Find each line holding "button" and copy it out.
━━━━━━━━
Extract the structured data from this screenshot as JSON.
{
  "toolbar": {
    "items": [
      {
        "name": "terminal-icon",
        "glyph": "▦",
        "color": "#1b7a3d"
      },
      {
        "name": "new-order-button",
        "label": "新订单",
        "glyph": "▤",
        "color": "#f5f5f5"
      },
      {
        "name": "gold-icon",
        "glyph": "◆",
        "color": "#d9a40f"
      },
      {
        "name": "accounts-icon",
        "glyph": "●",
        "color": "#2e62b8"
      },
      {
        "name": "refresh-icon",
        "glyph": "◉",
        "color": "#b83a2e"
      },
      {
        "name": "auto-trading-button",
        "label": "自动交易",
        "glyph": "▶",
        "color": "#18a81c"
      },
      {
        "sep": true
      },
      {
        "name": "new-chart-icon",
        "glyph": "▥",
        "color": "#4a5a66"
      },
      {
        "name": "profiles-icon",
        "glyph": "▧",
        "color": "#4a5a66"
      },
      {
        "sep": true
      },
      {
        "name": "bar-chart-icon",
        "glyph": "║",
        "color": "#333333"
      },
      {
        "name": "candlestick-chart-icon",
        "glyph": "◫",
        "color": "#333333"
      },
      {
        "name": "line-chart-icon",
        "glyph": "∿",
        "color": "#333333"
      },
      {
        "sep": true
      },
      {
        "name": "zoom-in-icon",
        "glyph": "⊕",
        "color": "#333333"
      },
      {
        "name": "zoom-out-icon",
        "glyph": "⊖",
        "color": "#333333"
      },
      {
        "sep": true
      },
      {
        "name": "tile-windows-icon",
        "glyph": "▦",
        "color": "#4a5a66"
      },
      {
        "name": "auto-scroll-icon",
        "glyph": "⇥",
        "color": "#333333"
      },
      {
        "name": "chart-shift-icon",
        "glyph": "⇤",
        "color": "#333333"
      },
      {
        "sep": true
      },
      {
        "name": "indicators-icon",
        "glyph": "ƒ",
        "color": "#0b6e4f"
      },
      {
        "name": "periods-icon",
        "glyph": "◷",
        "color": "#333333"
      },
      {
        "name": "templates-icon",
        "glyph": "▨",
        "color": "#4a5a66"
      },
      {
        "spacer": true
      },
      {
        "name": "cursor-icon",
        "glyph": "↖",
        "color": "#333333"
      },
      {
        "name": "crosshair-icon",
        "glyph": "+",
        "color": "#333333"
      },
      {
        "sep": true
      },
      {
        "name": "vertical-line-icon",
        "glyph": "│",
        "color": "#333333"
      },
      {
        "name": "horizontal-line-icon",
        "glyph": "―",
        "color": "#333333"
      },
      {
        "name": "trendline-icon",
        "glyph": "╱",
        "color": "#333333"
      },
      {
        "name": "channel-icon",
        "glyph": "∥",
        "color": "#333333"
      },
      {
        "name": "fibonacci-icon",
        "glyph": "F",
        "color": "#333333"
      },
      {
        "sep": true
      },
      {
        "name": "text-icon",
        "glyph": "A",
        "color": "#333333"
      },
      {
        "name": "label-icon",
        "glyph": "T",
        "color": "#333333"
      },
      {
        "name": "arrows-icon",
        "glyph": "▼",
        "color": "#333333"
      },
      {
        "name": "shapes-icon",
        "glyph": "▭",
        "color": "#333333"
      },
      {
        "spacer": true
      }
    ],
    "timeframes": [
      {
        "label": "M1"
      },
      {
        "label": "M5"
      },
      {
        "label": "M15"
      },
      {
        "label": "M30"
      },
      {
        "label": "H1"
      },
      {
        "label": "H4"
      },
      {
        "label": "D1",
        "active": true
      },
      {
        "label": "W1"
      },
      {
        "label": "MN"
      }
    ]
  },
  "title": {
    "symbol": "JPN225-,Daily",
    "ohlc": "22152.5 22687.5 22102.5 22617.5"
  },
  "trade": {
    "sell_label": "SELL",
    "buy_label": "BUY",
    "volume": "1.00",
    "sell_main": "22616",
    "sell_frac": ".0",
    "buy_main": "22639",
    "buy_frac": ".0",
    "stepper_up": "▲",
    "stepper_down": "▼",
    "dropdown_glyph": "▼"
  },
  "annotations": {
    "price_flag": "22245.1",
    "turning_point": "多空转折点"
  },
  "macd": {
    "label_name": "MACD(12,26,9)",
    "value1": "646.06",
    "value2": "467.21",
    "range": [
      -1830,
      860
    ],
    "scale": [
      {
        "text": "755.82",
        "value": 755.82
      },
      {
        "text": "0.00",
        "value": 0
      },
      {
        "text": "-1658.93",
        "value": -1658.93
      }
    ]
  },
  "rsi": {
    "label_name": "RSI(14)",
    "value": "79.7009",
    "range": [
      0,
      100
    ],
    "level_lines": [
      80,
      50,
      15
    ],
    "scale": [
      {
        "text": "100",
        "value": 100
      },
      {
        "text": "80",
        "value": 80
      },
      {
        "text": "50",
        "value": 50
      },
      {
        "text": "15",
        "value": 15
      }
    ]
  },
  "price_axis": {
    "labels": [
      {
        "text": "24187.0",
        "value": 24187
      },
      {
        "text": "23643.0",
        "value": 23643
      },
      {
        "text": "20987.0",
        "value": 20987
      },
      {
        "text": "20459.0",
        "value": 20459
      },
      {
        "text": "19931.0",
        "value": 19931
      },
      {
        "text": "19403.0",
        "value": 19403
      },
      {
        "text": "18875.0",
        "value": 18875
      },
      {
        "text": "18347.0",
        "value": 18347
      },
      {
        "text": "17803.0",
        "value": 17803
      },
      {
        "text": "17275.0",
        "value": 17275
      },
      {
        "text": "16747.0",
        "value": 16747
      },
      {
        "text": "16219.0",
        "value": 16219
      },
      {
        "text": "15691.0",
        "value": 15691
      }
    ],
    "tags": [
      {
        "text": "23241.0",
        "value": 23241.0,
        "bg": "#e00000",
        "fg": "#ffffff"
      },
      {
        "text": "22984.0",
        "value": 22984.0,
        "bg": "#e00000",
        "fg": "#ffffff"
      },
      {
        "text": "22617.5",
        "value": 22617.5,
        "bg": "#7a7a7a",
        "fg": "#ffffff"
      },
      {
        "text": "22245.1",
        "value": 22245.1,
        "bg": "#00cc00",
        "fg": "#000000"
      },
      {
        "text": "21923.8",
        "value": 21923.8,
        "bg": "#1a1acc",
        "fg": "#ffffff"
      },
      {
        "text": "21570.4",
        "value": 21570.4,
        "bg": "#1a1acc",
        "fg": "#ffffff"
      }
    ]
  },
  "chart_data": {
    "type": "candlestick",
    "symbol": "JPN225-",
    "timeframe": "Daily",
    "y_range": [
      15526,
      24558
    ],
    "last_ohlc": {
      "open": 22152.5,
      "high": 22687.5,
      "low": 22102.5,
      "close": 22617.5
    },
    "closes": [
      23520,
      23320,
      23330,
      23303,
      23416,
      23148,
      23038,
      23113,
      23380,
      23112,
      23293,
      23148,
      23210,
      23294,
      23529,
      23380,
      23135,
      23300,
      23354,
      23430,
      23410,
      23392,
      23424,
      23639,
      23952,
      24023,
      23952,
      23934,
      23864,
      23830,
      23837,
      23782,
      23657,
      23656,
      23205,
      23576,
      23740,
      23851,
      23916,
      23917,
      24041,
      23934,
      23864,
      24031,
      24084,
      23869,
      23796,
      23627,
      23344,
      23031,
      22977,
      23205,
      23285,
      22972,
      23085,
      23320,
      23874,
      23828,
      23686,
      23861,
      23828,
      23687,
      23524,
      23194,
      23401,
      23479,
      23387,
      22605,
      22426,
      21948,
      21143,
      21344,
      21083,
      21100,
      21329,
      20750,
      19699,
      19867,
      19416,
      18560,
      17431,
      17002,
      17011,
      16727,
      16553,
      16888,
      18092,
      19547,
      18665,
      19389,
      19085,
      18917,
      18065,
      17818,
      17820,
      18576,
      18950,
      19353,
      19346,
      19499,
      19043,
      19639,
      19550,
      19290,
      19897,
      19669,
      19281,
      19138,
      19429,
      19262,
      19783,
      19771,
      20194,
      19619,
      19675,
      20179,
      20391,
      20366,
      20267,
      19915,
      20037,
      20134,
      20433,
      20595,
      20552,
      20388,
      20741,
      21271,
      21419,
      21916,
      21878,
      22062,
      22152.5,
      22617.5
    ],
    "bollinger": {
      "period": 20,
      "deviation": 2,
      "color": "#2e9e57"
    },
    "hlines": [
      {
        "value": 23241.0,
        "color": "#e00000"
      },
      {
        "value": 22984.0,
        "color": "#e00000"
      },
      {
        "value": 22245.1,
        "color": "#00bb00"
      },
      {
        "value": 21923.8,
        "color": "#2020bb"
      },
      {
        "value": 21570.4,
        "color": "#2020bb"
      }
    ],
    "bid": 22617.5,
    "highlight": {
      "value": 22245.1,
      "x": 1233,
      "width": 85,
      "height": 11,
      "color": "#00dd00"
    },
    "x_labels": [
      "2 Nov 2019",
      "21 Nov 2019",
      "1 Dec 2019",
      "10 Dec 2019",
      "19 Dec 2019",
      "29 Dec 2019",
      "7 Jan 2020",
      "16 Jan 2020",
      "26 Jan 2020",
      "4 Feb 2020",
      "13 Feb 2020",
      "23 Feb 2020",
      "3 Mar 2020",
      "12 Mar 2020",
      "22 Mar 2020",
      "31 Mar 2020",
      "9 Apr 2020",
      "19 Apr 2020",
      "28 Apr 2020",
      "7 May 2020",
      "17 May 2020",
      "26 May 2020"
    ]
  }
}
━━━━━━━━
> [RESULT OF THE TASK]:
        "name": "new-order-button",
        "name": "auto-trading-button",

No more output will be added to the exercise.